Retyping should cover only the lines from the one containing "Extract the structured" through the final line of the records, with pictures omitted.

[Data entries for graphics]
• • • • •
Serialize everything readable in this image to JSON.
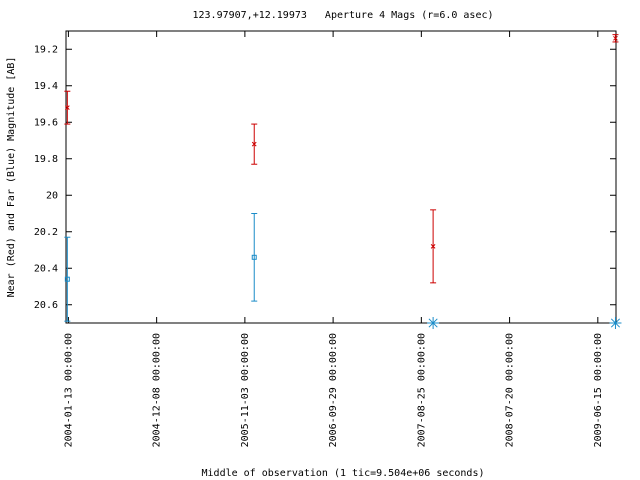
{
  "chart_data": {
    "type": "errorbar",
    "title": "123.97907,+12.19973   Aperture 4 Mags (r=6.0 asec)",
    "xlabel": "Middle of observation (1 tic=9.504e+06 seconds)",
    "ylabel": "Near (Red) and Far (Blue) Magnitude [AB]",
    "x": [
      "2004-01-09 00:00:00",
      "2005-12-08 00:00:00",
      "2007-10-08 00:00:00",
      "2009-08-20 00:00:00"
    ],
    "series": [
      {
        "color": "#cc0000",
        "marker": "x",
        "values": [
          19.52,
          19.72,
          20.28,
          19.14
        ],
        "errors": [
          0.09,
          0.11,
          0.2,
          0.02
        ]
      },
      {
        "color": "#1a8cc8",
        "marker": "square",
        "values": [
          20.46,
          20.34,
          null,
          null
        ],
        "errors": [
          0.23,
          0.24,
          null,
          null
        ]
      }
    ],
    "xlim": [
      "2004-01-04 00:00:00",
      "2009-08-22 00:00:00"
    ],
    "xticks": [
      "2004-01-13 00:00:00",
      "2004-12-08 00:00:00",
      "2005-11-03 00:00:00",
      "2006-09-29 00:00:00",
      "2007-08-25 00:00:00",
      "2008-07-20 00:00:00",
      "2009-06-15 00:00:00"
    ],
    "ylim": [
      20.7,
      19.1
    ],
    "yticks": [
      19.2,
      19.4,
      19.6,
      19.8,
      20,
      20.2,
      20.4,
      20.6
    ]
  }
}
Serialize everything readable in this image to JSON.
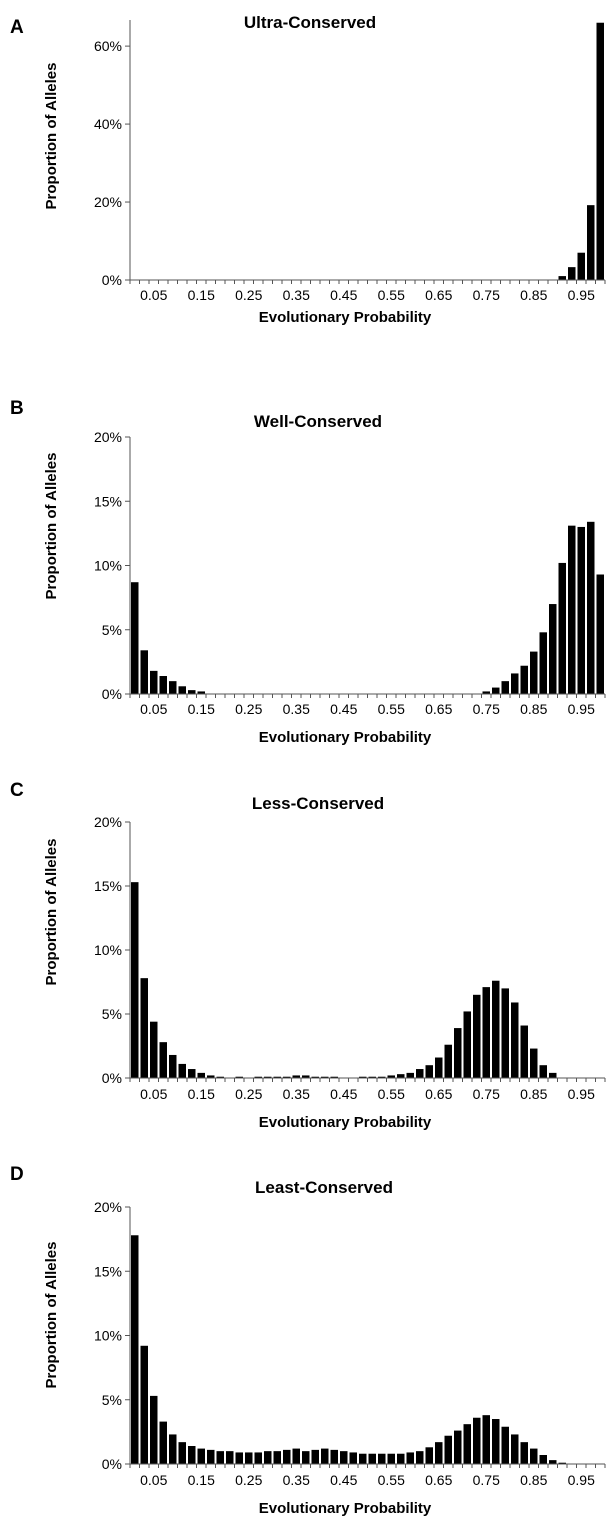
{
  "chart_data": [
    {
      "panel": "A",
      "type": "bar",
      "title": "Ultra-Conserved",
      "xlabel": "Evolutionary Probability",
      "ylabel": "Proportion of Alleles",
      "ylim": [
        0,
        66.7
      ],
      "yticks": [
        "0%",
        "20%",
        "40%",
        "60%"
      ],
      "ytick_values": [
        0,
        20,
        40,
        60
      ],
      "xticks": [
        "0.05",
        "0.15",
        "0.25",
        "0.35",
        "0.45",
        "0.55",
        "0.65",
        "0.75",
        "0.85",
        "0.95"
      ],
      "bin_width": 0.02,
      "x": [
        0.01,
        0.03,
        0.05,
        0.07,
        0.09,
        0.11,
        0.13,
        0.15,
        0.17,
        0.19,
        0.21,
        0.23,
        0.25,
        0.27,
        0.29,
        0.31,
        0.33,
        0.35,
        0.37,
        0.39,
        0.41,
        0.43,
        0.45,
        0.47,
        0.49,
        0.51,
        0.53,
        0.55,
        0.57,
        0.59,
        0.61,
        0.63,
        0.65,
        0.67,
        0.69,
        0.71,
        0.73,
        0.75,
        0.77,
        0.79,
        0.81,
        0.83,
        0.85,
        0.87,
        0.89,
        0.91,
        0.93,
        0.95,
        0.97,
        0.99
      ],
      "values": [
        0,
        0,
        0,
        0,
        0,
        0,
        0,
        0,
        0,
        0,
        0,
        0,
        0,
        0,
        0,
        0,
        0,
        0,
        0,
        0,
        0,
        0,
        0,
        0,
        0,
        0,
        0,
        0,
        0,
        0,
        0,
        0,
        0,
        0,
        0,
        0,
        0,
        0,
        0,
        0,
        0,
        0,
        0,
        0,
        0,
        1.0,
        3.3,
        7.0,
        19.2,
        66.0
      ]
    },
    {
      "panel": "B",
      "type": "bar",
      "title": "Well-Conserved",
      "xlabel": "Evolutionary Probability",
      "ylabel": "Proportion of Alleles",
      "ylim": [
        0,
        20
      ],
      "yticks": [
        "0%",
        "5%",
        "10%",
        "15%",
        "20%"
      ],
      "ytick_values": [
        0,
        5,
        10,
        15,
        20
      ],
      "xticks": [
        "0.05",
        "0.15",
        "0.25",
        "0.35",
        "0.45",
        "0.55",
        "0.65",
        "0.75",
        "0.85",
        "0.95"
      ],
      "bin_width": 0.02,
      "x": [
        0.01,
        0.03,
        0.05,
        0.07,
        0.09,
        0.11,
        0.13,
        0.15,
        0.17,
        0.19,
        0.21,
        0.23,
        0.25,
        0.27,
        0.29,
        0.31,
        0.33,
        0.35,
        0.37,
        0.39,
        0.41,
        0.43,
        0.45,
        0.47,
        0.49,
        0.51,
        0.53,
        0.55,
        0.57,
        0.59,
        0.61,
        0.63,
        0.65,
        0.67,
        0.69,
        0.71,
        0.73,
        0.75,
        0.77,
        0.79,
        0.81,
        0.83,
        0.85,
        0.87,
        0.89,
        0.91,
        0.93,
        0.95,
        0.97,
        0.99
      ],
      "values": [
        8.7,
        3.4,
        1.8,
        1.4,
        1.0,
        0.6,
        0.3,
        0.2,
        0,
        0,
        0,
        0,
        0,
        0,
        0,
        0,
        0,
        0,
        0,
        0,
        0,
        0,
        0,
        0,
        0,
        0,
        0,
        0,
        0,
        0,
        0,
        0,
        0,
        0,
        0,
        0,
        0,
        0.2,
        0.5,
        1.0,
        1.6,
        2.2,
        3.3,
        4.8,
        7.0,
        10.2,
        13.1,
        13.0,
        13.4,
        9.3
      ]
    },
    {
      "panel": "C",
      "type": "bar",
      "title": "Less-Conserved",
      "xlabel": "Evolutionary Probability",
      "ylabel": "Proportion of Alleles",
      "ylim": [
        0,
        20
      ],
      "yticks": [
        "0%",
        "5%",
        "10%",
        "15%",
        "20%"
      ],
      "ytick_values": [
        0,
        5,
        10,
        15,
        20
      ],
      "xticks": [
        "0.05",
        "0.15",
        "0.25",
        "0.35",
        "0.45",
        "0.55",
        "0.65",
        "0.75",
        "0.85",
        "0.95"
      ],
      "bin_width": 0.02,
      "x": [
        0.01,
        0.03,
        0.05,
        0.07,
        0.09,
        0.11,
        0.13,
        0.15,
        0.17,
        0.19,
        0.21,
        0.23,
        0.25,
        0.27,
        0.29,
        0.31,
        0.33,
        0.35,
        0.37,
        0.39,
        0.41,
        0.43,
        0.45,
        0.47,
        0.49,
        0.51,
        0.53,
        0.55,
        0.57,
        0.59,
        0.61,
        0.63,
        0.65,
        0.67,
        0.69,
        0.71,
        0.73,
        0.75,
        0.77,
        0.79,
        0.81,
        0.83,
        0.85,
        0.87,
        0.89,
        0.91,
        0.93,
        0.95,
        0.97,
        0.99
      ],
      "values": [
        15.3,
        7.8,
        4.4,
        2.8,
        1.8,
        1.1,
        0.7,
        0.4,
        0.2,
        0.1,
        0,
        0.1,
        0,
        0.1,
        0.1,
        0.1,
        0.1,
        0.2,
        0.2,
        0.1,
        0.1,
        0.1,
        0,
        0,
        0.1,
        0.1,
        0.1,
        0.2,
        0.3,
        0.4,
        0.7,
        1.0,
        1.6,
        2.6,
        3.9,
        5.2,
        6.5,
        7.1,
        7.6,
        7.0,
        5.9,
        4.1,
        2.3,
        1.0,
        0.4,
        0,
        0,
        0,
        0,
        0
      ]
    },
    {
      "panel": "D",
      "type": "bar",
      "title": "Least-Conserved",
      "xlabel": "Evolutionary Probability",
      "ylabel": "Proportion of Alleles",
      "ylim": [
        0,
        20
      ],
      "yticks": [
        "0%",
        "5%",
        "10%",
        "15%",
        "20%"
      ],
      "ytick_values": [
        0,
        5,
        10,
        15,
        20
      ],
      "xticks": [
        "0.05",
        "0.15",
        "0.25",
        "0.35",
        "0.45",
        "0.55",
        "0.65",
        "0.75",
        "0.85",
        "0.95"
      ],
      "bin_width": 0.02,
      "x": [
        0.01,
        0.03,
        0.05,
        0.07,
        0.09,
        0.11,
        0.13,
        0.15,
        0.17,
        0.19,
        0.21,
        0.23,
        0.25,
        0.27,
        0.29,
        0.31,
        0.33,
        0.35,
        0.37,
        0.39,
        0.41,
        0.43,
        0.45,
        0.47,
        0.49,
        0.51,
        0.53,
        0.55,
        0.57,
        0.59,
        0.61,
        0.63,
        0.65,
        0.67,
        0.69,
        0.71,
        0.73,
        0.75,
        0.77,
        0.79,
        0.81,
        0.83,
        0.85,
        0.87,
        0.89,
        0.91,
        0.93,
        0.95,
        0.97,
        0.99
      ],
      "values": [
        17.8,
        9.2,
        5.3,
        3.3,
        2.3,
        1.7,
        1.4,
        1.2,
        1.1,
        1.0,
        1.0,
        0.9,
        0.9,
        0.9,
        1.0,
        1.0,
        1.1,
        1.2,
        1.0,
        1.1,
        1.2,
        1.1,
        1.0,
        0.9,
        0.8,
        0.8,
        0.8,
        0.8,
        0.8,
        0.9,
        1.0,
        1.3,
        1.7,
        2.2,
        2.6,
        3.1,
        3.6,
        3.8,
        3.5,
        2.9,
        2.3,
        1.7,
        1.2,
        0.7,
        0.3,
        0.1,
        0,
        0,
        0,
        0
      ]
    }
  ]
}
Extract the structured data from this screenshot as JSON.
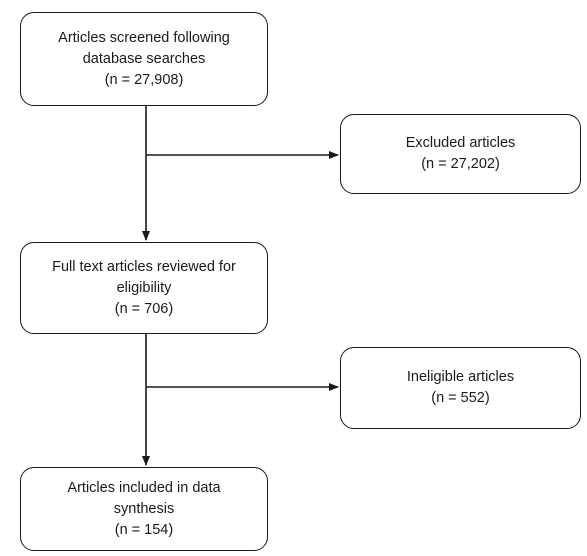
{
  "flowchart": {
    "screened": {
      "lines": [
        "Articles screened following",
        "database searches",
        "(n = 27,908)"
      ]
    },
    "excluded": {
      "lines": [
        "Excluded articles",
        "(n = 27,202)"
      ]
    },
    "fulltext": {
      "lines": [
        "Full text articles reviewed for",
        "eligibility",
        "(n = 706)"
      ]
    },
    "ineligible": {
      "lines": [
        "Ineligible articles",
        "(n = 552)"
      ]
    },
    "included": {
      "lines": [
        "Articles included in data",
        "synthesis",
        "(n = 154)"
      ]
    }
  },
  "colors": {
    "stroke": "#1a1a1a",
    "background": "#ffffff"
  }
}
• • • • •
● Solution for this task:
Extract the structured data from this screenshot as JSON.
{
  "flowchart": {
    "screened": {
      "lines": [
        "Articles screened following",
        "database searches",
        "(n = 27,908)"
      ]
    },
    "excluded": {
      "lines": [
        "Excluded articles",
        "(n = 27,202)"
      ]
    },
    "fulltext": {
      "lines": [
        "Full text articles reviewed for",
        "eligibility",
        "(n = 706)"
      ]
    },
    "ineligible": {
      "lines": [
        "Ineligible articles",
        "(n = 552)"
      ]
    },
    "included": {
      "lines": [
        "Articles included in data",
        "synthesis",
        "(n = 154)"
      ]
    }
  },
  "colors": {
    "stroke": "#1a1a1a",
    "background": "#ffffff"
  }
}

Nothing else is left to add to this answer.